§ REQUIREMENTS:
Each line containing the word "approved" must be collected.

[Saved data entries]
- - -
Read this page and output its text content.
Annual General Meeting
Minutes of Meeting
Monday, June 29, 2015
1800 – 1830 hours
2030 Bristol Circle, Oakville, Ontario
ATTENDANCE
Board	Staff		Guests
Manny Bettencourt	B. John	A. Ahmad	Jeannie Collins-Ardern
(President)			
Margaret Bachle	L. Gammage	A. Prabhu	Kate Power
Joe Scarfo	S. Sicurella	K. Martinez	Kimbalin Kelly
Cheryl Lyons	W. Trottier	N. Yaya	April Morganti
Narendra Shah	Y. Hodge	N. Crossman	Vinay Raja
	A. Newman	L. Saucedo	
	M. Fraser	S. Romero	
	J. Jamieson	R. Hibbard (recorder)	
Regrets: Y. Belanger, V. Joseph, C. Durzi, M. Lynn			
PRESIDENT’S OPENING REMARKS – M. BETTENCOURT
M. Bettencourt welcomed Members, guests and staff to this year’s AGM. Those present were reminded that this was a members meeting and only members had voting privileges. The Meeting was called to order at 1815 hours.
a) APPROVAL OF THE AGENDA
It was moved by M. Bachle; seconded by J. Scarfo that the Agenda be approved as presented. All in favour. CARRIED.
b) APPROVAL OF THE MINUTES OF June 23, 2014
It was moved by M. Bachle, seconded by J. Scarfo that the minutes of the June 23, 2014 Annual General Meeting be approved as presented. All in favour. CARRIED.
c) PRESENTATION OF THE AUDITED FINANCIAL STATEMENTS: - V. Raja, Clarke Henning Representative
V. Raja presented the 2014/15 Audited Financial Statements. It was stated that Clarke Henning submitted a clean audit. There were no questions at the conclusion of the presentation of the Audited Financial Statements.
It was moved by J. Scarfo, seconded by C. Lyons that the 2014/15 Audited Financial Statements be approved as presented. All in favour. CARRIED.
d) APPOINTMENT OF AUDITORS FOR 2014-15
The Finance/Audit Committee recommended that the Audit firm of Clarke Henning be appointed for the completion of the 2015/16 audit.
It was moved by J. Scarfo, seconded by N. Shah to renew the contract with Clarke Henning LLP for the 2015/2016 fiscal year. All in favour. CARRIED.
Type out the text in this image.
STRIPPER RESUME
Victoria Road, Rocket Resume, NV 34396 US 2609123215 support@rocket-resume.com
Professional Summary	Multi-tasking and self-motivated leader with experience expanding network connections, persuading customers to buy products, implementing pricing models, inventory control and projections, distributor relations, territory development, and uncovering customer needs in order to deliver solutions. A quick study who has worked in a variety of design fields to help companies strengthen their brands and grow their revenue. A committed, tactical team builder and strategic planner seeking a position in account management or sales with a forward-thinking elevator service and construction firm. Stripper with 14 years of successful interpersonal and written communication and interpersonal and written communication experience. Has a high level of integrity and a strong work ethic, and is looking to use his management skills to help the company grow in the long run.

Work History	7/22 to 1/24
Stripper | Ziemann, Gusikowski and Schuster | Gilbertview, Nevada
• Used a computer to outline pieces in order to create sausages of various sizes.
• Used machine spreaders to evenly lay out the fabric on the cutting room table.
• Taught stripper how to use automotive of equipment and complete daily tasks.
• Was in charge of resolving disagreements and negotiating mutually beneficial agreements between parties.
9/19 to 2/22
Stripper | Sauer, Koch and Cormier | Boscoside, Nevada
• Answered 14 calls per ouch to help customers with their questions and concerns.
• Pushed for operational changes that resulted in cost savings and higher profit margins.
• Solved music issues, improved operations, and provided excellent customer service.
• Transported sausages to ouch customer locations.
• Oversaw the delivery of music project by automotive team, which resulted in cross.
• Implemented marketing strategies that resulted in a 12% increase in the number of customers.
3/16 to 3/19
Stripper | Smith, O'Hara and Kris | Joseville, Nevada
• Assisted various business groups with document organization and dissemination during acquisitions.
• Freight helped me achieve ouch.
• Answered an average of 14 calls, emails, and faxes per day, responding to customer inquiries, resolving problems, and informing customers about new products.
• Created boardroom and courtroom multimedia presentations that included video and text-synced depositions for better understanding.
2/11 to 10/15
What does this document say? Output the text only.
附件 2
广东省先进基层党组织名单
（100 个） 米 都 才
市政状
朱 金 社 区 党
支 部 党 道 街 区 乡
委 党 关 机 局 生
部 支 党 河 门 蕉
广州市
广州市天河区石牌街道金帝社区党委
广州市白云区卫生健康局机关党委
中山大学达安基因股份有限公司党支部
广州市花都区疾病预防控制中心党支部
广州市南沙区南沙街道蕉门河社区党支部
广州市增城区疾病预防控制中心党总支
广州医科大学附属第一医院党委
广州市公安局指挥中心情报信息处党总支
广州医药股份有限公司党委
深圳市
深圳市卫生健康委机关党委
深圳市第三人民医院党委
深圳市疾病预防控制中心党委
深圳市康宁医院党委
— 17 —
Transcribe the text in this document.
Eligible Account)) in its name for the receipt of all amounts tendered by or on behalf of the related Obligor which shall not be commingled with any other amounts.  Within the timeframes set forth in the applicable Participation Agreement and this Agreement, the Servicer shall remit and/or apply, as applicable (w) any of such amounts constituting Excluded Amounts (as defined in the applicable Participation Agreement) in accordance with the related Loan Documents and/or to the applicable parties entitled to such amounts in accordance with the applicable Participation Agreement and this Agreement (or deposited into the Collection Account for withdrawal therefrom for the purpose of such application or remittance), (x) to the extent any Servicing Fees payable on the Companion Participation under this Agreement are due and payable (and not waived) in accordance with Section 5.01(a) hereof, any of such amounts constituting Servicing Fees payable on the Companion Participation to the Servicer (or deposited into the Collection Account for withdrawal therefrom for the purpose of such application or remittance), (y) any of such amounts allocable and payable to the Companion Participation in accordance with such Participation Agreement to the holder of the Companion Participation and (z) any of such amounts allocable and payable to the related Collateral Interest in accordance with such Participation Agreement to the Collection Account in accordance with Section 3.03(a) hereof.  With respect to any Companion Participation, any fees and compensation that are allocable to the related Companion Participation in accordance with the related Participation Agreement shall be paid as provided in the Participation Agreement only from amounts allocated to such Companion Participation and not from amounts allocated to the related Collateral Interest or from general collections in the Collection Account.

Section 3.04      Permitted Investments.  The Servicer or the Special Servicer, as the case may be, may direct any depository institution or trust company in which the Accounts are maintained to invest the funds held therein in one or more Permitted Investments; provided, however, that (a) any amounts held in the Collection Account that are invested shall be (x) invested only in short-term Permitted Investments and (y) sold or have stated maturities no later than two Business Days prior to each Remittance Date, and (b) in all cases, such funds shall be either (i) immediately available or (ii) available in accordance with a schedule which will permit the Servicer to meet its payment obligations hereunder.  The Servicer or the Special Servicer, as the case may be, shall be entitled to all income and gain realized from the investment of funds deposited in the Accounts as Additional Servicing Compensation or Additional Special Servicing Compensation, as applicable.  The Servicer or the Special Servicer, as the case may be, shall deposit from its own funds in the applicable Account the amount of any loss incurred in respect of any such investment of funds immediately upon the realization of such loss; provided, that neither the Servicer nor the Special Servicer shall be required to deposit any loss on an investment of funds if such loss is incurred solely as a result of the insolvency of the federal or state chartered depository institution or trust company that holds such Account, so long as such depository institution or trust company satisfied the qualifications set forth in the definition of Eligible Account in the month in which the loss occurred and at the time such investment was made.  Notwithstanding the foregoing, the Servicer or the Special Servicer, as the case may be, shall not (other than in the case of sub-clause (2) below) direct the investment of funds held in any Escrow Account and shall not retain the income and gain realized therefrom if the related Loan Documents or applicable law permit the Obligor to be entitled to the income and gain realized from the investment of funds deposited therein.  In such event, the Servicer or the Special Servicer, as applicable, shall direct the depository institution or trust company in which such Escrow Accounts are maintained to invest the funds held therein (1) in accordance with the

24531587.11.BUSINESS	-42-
- - -
§ RIGHT ANSWER:
It was moved by M. Bachle; seconded by J. Scarfo that the Agenda be approved as presented. All in favour. CARRIED.
It was moved by M. Bachle, seconded by J. Scarfo that the minutes of the June 23, 2014 Annual General Meeting be approved as presented. All in favour. CARRIED.
It was moved by J. Scarfo, seconded by C. Lyons that the 2014/15 Audited Financial Statements be approved as presented. All in favour. CARRIED.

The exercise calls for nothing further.